═════ Document ═════
Daily Market Update - June 25, 2014

Life insurance set to grow as economies recover… Environment is a ‘ticking time bomb’ of risk… US government agency may sue insurers... Australians buying more insurance... And the insurance firm boss who knows how to party…

Economic recovery to boost life insurance business
As advanced economies continue to recover, the life insurance sector will grow, according to the world’s second largest reinsurer. Swiss Re says that last year the value of policies dropped in developed countries, especially in the US, but that with employment figures improving things will begin to improve. Emerging markets did see growth in 2013 and Swiss Re believe that will continue, and pick up pace, especially in India and China. Non-life insurance is also expected to see global growth, with the emerging markets again seeing more rapid increases.
 
Global strategy for environmental risk – the ticking timebomb
The increase in globalisation is creating growing risk from situations that would once not have been a consideration for most businesses. Research from RSA, WWF and PwC says that environmental risk is a ‘ticking time bomb’ that needs a global management strategy. The report highlights cases where an environmental crisis in one part of the world creates a ripple effect along supply chains which damages multiple businesses with losses of billions of dollars. The researchers point to the example of the economic crisis; not an environmental issue but a stark example of how systemic weakness is a huge risk. Read the full story.
 
US government watchdog recommends action against insurers
A US government agency is in favor of legal action being taken against insurance companies due to allegations that state-controlled mortgage insurers Fannie Mae and Freddie Mac may have been overcharged for insurance. The Inspector General’s Office of the Federal Housing Finance Agency says that two insurance companies and their subsidiaries may have colluded with intermediaries resulting in overpriced insurance.  The overpricing is said to be in the region of $158 million in 2012 alone. Read the full story.
═════ Raw data ═════
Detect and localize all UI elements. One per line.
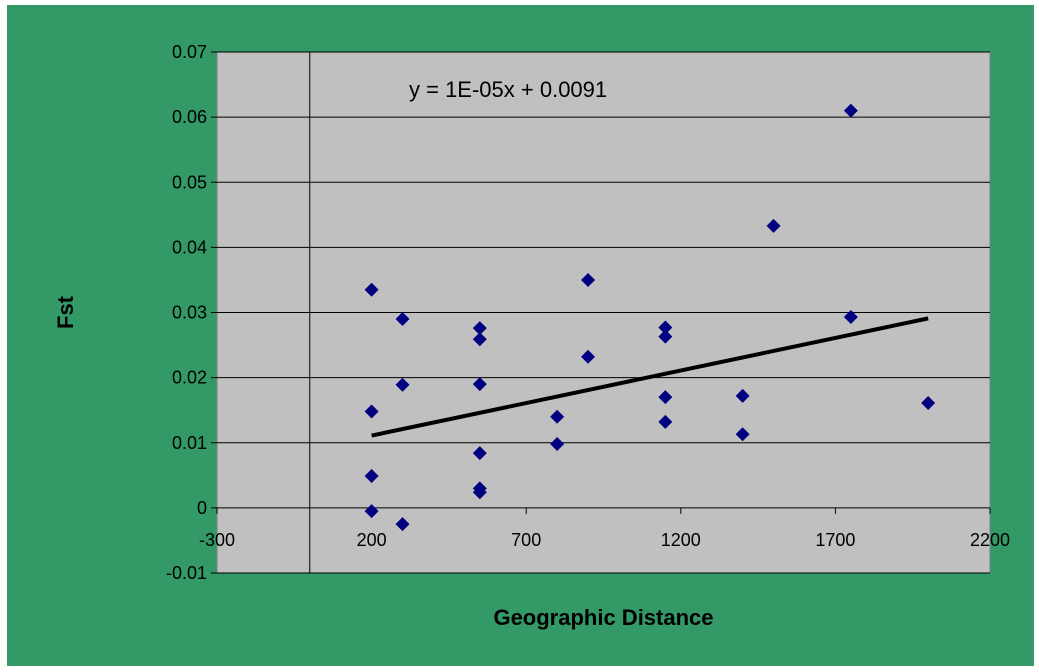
data-point bbox=[735, 388, 750, 403]
data-point bbox=[581, 272, 596, 287]
data-point bbox=[658, 414, 673, 429]
data-point bbox=[364, 404, 379, 419]
data-point bbox=[364, 504, 379, 519]
data-point bbox=[581, 349, 596, 364]
data-point bbox=[658, 329, 673, 344]
y-tick-label: 0.03 bbox=[172, 303, 207, 323]
y-tick-label: -0.01 bbox=[166, 563, 207, 583]
chart-svg: -0.01 0 0.01 0.02 0.03 0.04 0.05 0.06 0.07 -300 2… bbox=[53, 42, 1010, 630]
y-tick-label: 0 bbox=[197, 498, 207, 518]
y-tick-label: 0.07 bbox=[172, 42, 207, 62]
y-tick-label: 0.01 bbox=[172, 433, 207, 453]
data-point bbox=[364, 468, 379, 483]
x-tick-label: 700 bbox=[511, 530, 541, 550]
data-point bbox=[364, 282, 379, 297]
y-axis-title: Fst bbox=[53, 295, 78, 329]
y-tick-label: 0.05 bbox=[172, 172, 207, 192]
data-points bbox=[364, 103, 936, 532]
data-point bbox=[395, 377, 410, 392]
data-point bbox=[843, 103, 858, 118]
y-tick-label: 0.06 bbox=[172, 107, 207, 127]
y-tick-label: 0.02 bbox=[172, 368, 207, 388]
x-tick-label: -300 bbox=[199, 530, 235, 550]
x-tick-labels: -300 200 700 1200 1700 2200 bbox=[199, 530, 1010, 550]
data-point bbox=[550, 437, 565, 452]
chart-area: -0.01 0 0.01 0.02 0.03 0.04 0.05 0.06 0.07 -300 2… bbox=[7, 5, 1034, 666]
x-tick-label: 1700 bbox=[815, 530, 855, 550]
data-point bbox=[472, 485, 487, 500]
gridlines bbox=[211, 51, 990, 574]
x-tick-label: 200 bbox=[357, 530, 387, 550]
trendline bbox=[371, 316, 929, 438]
trendline-equation: y = 1E-05x + 0.0091 bbox=[409, 77, 607, 102]
data-point bbox=[735, 427, 750, 442]
data-point bbox=[472, 377, 487, 392]
data-point bbox=[550, 409, 565, 424]
y-tick-labels: -0.01 0 0.01 0.02 0.03 0.04 0.05 0.06 0.07 bbox=[166, 42, 207, 583]
data-point bbox=[472, 446, 487, 461]
x-tick-label: 1200 bbox=[661, 530, 701, 550]
data-point bbox=[766, 218, 781, 233]
data-point bbox=[921, 396, 936, 411]
y-tick-label: 0.04 bbox=[172, 237, 207, 257]
x-tick-label: 2200 bbox=[970, 530, 1010, 550]
data-point bbox=[472, 332, 487, 347]
data-point bbox=[843, 310, 858, 325]
data-point bbox=[658, 390, 673, 405]
x-axis-title: Geographic Distance bbox=[493, 605, 713, 630]
data-point bbox=[658, 320, 673, 335]
data-point bbox=[395, 517, 410, 532]
data-point bbox=[472, 321, 487, 336]
data-point bbox=[395, 312, 410, 327]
═════
> _Directives_
A – List the headings of the individual stories in the market update.
B – Write the next part of the market update, picking up after its final sentence.

> _Responses_
A –
Economic recovery to boost life insurance business
Global strategy for environmental risk – the ticking timebomb
US government watchdog recommends action against insurers

B –
 
Australians buying more life insurance
More Australians are buying life insurance policies according to new figures. The TAL Australian Financial Protection Index has seen a rise of 38 per cent year on year, with the 35-49 year old ‘generation X’ demographic creating the most growth. These are typically those with more at risk; bigger families, mortgage and a higher wage. As well as life policies, there has been increase in critical illness and income protection. Despite the growth, there is still plenty of room in the market, with many Australians believing they are underinsured and 20 per cent having no life insurance. Read the full story.
 
Insurance firm party cost half a million
We all enjoy an office party, but not all are as rich as this one. The boss of UK insurance company Admiral has entertained staff with an event costing £500,000 ($847,000). With a stadium decked out in Alice in Wonderland and Harry Potter themes, jazz bands, jugglers and a zip wire, this was the staff party of the year. Fun loving CEO Henry Engelhardt, originally from Chicago, provided free food and drinks for his 5000 staff  and the night was topped off by a performance from Simon Cowell protégé Olly Murs. Read the full story.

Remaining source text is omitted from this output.